=== The data ===

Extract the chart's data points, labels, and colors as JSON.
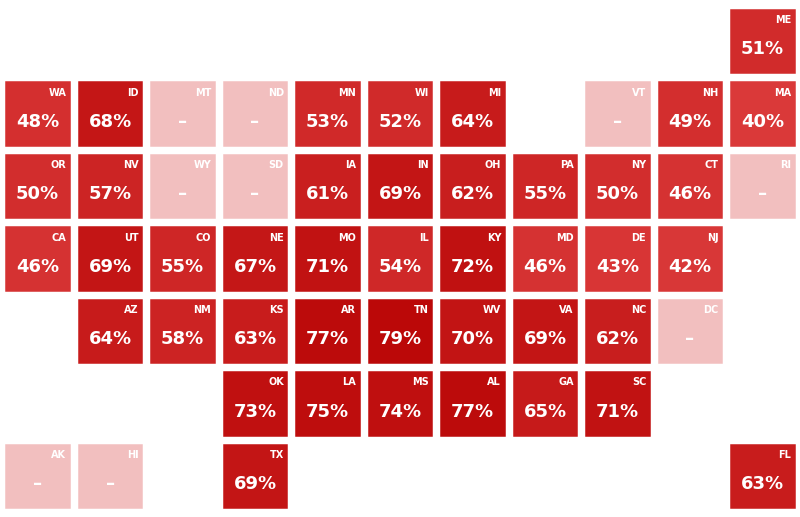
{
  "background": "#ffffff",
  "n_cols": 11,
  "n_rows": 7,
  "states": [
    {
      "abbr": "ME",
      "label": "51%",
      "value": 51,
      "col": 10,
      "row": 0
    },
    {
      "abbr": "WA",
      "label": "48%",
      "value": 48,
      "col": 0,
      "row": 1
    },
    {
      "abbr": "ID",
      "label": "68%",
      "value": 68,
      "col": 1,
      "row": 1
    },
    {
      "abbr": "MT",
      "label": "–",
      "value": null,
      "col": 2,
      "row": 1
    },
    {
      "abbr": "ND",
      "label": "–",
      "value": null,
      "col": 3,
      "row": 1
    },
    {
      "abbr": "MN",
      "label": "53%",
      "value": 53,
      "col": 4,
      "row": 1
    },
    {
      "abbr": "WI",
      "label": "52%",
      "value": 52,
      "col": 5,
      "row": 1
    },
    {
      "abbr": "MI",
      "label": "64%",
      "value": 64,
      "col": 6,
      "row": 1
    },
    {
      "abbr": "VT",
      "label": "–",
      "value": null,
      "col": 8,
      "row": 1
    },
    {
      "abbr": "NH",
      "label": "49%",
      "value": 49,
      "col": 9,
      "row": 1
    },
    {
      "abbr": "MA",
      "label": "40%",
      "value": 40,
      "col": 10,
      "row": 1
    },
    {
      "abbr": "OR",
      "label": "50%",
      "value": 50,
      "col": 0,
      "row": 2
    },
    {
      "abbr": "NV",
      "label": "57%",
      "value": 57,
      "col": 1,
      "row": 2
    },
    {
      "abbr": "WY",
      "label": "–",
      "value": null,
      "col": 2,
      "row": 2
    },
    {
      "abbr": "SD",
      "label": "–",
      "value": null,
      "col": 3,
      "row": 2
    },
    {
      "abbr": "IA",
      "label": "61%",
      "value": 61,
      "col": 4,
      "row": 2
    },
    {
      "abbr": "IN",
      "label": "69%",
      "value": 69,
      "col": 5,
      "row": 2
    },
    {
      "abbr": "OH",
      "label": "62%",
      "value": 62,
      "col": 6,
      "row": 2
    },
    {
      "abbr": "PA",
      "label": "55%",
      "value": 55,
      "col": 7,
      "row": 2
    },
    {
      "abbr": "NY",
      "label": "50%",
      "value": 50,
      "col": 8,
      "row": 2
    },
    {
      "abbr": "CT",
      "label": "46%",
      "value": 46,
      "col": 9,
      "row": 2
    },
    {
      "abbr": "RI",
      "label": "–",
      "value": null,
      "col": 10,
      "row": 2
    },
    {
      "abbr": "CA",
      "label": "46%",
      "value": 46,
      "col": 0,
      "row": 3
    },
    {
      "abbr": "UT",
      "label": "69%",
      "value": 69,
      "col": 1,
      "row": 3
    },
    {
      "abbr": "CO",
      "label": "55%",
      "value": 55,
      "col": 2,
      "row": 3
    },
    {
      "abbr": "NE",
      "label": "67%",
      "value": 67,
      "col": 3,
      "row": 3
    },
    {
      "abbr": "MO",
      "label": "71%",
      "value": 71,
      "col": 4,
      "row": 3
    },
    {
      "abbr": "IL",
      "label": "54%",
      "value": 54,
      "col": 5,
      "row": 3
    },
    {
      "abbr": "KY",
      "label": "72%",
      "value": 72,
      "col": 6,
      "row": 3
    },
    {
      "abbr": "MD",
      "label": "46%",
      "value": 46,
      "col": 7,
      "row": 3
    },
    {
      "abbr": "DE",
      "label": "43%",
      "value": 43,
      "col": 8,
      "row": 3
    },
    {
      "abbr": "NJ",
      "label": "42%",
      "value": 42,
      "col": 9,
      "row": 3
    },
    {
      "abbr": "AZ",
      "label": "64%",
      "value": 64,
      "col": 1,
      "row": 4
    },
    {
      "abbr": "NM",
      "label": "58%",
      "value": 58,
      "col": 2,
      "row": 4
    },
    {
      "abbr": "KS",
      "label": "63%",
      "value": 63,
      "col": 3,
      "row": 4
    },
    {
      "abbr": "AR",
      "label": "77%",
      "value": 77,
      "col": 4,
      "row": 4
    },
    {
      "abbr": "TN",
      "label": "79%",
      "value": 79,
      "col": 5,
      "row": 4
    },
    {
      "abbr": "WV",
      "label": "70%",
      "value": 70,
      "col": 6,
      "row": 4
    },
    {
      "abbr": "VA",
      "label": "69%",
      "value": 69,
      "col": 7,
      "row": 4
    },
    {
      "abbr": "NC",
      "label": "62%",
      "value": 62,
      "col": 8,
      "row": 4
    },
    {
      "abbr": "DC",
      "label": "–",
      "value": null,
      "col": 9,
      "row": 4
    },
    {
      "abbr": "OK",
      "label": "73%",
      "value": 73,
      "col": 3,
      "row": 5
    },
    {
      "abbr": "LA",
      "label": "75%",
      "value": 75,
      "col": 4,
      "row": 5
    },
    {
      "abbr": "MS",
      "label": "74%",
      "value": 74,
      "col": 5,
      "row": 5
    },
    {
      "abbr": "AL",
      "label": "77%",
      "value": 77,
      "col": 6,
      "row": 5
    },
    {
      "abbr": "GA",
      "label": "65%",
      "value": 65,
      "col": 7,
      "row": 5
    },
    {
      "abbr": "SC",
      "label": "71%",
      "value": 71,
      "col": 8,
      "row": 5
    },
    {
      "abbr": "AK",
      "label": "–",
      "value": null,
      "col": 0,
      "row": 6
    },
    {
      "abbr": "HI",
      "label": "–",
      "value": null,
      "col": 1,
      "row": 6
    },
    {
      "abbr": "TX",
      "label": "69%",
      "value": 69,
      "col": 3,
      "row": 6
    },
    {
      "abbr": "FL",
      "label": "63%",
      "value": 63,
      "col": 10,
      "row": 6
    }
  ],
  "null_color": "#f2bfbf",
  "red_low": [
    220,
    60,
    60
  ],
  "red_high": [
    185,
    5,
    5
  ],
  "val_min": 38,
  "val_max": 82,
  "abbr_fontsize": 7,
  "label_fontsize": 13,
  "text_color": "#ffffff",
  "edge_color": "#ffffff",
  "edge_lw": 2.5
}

===

Aim: What is the number of lines in the listing that include the word "ffffff"? Give that number and nothing else.

Task output: 3